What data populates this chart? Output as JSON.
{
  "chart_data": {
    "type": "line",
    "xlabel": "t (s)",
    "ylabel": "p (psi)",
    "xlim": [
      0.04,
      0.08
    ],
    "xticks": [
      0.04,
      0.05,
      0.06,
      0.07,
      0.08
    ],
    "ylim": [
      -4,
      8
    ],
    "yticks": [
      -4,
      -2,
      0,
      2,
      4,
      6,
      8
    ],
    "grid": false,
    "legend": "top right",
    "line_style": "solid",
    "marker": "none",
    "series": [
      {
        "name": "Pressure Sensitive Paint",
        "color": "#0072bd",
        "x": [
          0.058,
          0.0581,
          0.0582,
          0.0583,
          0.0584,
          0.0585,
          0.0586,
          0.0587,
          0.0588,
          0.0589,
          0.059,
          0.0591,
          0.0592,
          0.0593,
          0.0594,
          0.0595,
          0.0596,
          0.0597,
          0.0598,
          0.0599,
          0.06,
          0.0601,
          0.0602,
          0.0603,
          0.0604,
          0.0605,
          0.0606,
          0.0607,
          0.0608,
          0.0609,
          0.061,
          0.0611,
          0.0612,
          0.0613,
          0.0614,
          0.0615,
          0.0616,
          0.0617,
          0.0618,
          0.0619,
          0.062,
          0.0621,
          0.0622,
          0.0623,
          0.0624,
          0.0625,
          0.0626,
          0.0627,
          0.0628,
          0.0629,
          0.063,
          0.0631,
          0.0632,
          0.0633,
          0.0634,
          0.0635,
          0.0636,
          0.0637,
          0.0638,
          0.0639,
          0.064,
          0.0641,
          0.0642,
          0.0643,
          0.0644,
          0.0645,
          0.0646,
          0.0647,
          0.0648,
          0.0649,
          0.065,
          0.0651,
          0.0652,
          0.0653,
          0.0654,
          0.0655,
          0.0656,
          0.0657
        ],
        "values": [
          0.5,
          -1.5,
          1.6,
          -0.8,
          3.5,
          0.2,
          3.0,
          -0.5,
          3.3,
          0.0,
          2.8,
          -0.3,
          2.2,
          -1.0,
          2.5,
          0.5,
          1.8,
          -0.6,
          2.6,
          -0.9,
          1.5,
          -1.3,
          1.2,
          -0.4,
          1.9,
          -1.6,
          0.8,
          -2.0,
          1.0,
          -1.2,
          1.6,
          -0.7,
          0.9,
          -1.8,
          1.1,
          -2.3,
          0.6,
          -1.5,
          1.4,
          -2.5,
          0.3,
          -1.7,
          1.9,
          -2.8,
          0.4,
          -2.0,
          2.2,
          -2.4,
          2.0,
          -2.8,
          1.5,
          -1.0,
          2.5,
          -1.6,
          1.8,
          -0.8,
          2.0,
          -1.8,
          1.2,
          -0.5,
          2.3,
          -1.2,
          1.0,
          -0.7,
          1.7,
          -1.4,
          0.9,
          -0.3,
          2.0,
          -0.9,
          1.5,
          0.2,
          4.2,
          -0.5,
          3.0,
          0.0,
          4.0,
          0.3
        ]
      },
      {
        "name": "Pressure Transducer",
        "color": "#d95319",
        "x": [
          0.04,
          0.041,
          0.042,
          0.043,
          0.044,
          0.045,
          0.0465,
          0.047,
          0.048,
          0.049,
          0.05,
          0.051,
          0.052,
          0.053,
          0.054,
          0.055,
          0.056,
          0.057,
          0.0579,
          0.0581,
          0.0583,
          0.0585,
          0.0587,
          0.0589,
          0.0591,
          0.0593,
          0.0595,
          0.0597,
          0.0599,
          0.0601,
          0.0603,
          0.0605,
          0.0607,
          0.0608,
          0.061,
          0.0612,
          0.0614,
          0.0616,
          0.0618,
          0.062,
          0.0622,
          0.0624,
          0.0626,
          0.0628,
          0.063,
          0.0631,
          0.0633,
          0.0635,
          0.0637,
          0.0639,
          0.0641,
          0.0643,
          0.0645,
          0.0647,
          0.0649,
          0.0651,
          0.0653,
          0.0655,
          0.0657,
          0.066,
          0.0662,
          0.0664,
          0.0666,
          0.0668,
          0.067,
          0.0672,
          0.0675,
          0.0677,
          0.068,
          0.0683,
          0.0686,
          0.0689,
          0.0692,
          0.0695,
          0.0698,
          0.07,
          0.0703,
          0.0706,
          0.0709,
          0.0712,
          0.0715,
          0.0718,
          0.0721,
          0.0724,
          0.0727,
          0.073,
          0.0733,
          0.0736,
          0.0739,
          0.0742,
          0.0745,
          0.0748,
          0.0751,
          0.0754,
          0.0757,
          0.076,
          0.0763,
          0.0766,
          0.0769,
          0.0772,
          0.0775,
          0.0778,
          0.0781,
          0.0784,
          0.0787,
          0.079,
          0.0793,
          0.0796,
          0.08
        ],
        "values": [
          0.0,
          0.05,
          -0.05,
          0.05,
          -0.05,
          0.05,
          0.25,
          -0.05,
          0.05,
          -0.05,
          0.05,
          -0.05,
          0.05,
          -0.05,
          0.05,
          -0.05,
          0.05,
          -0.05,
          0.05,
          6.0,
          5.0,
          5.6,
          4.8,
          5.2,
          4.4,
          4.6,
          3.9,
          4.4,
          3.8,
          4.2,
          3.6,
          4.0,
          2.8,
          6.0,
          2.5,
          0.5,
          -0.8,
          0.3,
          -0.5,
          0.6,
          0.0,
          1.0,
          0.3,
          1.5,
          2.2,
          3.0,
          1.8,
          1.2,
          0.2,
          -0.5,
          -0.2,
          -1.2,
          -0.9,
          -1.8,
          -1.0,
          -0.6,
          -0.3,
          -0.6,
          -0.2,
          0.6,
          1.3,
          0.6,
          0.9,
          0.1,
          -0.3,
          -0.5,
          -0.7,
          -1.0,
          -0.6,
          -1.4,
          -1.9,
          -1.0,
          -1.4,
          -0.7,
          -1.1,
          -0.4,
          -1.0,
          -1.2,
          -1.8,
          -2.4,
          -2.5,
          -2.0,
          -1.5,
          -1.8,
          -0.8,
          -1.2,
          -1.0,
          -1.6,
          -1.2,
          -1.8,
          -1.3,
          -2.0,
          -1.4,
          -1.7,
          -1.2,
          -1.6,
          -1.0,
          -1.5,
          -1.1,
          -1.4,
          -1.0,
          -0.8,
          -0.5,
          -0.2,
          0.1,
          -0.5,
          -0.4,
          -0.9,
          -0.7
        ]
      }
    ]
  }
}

****

### EXERCISE PROMPT
All of the data shown above must be copied exactly.

### WORKED ANSWER
What data populates this chart? Output as JSON.
{
  "chart_data": {
    "type": "line",
    "xlabel": "t (s)",
    "ylabel": "p (psi)",
    "xlim": [
      0.04,
      0.08
    ],
    "xticks": [
      0.04,
      0.05,
      0.06,
      0.07,
      0.08
    ],
    "ylim": [
      -4,
      8
    ],
    "yticks": [
      -4,
      -2,
      0,
      2,
      4,
      6,
      8
    ],
    "grid": false,
    "legend": "top right",
    "line_style": "solid",
    "marker": "none",
    "series": [
      {
        "name": "Pressure Sensitive Paint",
        "color": "#0072bd",
        "x": [
          0.058,
          0.0581,
          0.0582,
          0.0583,
          0.0584,
          0.0585,
          0.0586,
          0.0587,
          0.0588,
          0.0589,
          0.059,
          0.0591,
          0.0592,
          0.0593,
          0.0594,
          0.0595,
          0.0596,
          0.0597,
          0.0598,
          0.0599,
          0.06,
          0.0601,
          0.0602,
          0.0603,
          0.0604,
          0.0605,
          0.0606,
          0.0607,
          0.0608,
          0.0609,
          0.061,
          0.0611,
          0.0612,
          0.0613,
          0.0614,
          0.0615,
          0.0616,
          0.0617,
          0.0618,
          0.0619,
          0.062,
          0.0621,
          0.0622,
          0.0623,
          0.0624,
          0.0625,
          0.0626,
          0.0627,
          0.0628,
          0.0629,
          0.063,
          0.0631,
          0.0632,
          0.0633,
          0.0634,
          0.0635,
          0.0636,
          0.0637,
          0.0638,
          0.0639,
          0.064,
          0.0641,
          0.0642,
          0.0643,
          0.0644,
          0.0645,
          0.0646,
          0.0647,
          0.0648,
          0.0649,
          0.065,
          0.0651,
          0.0652,
          0.0653,
          0.0654,
          0.0655,
          0.0656,
          0.0657
        ],
        "values": [
          0.5,
          -1.5,
          1.6,
          -0.8,
          3.5,
          0.2,
          3.0,
          -0.5,
          3.3,
          0.0,
          2.8,
          -0.3,
          2.2,
          -1.0,
          2.5,
          0.5,
          1.8,
          -0.6,
          2.6,
          -0.9,
          1.5,
          -1.3,
          1.2,
          -0.4,
          1.9,
          -1.6,
          0.8,
          -2.0,
          1.0,
          -1.2,
          1.6,
          -0.7,
          0.9,
          -1.8,
          1.1,
          -2.3,
          0.6,
          -1.5,
          1.4,
          -2.5,
          0.3,
          -1.7,
          1.9,
          -2.8,
          0.4,
          -2.0,
          2.2,
          -2.4,
          2.0,
          -2.8,
          1.5,
          -1.0,
          2.5,
          -1.6,
          1.8,
          -0.8,
          2.0,
          -1.8,
          1.2,
          -0.5,
          2.3,
          -1.2,
          1.0,
          -0.7,
          1.7,
          -1.4,
          0.9,
          -0.3,
          2.0,
          -0.9,
          1.5,
          0.2,
          4.2,
          -0.5,
          3.0,
          0.0,
          4.0,
          0.3
        ]
      },
      {
        "name": "Pressure Transducer",
        "color": "#d95319",
        "x": [
          0.04,
          0.041,
          0.042,
          0.043,
          0.044,
          0.045,
          0.0465,
          0.047,
          0.048,
          0.049,
          0.05,
          0.051,
          0.052,
          0.053,
          0.054,
          0.055,
          0.056,
          0.057,
          0.0579,
          0.0581,
          0.0583,
          0.0585,
          0.0587,
          0.0589,
          0.0591,
          0.0593,
          0.0595,
          0.0597,
          0.0599,
          0.0601,
          0.0603,
          0.0605,
          0.0607,
          0.0608,
          0.061,
          0.0612,
          0.0614,
          0.0616,
          0.0618,
          0.062,
          0.0622,
          0.0624,
          0.0626,
          0.0628,
          0.063,
          0.0631,
          0.0633,
          0.0635,
          0.0637,
          0.0639,
          0.0641,
          0.0643,
          0.0645,
          0.0647,
          0.0649,
          0.0651,
          0.0653,
          0.0655,
          0.0657,
          0.066,
          0.0662,
          0.0664,
          0.0666,
          0.0668,
          0.067,
          0.0672,
          0.0675,
          0.0677,
          0.068,
          0.0683,
          0.0686,
          0.0689,
          0.0692,
          0.0695,
          0.0698,
          0.07,
          0.0703,
          0.0706,
          0.0709,
          0.0712,
          0.0715,
          0.0718,
          0.0721,
          0.0724,
          0.0727,
          0.073,
          0.0733,
          0.0736,
          0.0739,
          0.0742,
          0.0745,
          0.0748,
          0.0751,
          0.0754,
          0.0757,
          0.076,
          0.0763,
          0.0766,
          0.0769,
          0.0772,
          0.0775,
          0.0778,
          0.0781,
          0.0784,
          0.0787,
          0.079,
          0.0793,
          0.0796,
          0.08
        ],
        "values": [
          0.0,
          0.05,
          -0.05,
          0.05,
          -0.05,
          0.05,
          0.25,
          -0.05,
          0.05,
          -0.05,
          0.05,
          -0.05,
          0.05,
          -0.05,
          0.05,
          -0.05,
          0.05,
          -0.05,
          0.05,
          6.0,
          5.0,
          5.6,
          4.8,
          5.2,
          4.4,
          4.6,
          3.9,
          4.4,
          3.8,
          4.2,
          3.6,
          4.0,
          2.8,
          6.0,
          2.5,
          0.5,
          -0.8,
          0.3,
          -0.5,
          0.6,
          0.0,
          1.0,
          0.3,
          1.5,
          2.2,
          3.0,
          1.8,
          1.2,
          0.2,
          -0.5,
          -0.2,
          -1.2,
          -0.9,
          -1.8,
          -1.0,
          -0.6,
          -0.3,
          -0.6,
          -0.2,
          0.6,
          1.3,
          0.6,
          0.9,
          0.1,
          -0.3,
          -0.5,
          -0.7,
          -1.0,
          -0.6,
          -1.4,
          -1.9,
          -1.0,
          -1.4,
          -0.7,
          -1.1,
          -0.4,
          -1.0,
          -1.2,
          -1.8,
          -2.4,
          -2.5,
          -2.0,
          -1.5,
          -1.8,
          -0.8,
          -1.2,
          -1.0,
          -1.6,
          -1.2,
          -1.8,
          -1.3,
          -2.0,
          -1.4,
          -1.7,
          -1.2,
          -1.6,
          -1.0,
          -1.5,
          -1.1,
          -1.4,
          -1.0,
          -0.8,
          -0.5,
          -0.2,
          0.1,
          -0.5,
          -0.4,
          -0.9,
          -0.7
        ]
      }
    ]
  }
}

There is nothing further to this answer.